TASK
Only a number is wanted: how many lines in these records contain the word "centimètres"?

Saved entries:
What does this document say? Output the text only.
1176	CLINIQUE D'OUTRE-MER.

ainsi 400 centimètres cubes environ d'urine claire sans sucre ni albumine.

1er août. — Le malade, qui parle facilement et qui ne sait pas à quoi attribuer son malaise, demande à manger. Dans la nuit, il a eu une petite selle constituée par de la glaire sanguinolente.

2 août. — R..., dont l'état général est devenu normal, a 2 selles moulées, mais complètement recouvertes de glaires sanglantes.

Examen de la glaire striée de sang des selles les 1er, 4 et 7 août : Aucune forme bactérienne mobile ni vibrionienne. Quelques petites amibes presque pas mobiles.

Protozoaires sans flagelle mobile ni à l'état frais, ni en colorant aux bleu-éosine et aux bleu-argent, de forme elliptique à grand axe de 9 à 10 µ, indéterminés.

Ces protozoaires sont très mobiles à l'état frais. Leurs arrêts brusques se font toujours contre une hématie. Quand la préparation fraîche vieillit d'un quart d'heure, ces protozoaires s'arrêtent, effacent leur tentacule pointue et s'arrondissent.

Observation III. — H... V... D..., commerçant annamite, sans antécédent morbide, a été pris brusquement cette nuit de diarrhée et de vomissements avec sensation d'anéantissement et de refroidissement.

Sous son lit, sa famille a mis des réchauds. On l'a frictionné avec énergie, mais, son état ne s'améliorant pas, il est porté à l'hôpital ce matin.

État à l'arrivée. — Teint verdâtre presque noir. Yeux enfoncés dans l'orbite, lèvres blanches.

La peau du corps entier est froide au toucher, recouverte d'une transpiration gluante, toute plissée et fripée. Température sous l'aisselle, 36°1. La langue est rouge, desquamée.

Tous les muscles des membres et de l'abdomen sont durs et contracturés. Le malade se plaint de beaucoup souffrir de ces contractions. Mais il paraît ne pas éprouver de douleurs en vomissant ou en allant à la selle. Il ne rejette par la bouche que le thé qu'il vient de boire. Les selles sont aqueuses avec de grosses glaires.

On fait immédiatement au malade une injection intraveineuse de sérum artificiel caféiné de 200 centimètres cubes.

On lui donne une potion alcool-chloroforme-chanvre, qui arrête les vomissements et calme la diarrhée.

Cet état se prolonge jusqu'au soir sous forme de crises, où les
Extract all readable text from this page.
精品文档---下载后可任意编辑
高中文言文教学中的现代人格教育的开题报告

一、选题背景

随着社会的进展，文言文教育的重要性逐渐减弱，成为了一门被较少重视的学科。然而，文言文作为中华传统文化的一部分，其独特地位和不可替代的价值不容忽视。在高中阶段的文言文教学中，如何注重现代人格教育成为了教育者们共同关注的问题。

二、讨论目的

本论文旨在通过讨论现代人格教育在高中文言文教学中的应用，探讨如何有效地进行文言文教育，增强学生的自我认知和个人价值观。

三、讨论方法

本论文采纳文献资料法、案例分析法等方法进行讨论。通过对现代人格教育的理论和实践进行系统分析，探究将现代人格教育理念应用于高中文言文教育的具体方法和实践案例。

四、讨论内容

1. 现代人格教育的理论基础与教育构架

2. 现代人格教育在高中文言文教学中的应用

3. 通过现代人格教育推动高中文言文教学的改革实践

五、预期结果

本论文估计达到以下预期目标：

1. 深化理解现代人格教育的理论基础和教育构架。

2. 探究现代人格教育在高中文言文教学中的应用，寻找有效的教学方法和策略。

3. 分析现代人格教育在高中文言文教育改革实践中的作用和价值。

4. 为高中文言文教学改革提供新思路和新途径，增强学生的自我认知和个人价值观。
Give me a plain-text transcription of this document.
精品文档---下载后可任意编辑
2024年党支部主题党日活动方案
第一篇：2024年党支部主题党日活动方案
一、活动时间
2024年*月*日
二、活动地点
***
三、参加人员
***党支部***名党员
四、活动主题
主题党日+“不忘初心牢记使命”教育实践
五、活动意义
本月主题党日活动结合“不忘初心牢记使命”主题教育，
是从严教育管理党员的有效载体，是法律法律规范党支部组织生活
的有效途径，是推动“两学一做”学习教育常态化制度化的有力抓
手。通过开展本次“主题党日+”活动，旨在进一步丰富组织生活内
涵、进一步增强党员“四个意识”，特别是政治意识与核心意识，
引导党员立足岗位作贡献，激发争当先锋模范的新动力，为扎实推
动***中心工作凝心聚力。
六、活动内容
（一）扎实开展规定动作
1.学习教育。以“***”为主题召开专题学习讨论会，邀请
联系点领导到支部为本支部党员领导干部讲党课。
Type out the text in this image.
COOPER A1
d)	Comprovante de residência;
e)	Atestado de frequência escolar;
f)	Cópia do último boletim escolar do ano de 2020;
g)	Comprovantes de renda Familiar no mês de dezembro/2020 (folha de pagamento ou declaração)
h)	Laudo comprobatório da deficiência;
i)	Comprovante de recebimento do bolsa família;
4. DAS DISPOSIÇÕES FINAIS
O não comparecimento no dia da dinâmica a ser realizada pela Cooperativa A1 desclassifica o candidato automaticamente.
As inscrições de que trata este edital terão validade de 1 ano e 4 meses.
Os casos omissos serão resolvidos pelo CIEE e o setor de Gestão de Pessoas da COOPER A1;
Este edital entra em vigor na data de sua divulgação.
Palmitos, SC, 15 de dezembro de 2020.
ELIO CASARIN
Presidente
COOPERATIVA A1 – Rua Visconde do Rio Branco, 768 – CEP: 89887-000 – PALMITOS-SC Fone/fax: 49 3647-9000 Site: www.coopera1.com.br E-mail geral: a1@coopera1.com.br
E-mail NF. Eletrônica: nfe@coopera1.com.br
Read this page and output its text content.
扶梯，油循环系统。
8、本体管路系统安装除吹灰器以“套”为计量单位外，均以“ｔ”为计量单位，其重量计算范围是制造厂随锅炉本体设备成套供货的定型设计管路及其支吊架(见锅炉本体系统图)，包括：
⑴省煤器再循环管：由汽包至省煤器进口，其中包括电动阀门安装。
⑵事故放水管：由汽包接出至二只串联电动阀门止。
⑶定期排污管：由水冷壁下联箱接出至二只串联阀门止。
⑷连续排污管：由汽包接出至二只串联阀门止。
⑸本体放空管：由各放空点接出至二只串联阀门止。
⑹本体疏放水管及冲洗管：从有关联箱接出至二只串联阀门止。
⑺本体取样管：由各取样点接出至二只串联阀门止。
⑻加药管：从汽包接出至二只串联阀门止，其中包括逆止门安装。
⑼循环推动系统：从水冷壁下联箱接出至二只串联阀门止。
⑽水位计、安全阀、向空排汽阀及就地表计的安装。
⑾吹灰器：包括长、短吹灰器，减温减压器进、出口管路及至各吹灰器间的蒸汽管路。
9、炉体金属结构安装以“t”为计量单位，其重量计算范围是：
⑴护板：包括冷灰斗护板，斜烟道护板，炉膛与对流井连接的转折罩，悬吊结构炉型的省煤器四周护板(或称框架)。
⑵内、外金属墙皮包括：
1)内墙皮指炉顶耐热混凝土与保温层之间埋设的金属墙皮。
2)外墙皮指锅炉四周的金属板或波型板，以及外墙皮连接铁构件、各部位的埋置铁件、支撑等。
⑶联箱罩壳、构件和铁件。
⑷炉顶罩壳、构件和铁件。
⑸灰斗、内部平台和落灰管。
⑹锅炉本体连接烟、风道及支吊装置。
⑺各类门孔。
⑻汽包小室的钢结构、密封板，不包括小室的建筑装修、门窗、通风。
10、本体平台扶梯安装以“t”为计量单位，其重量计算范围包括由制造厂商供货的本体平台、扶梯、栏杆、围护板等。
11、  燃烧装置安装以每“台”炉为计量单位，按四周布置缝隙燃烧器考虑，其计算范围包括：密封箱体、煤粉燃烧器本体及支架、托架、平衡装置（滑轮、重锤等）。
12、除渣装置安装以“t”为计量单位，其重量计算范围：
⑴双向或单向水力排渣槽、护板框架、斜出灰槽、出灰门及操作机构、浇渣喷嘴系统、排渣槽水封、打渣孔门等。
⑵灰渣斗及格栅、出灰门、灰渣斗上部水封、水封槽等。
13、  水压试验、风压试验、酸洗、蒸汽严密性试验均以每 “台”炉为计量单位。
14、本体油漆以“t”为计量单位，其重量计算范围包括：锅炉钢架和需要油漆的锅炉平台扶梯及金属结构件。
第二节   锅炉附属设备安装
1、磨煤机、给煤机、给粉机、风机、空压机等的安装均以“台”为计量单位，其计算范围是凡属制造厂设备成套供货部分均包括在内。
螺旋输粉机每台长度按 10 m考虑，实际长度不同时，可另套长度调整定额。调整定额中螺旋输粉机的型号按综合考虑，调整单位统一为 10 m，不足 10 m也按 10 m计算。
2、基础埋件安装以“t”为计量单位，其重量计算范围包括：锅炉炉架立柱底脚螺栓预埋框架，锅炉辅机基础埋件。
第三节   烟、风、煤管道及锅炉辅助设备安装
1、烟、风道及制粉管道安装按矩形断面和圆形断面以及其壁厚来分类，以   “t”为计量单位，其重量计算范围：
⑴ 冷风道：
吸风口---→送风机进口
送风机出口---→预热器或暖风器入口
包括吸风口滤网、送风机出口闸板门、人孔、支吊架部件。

CORRECT RESPONSE
2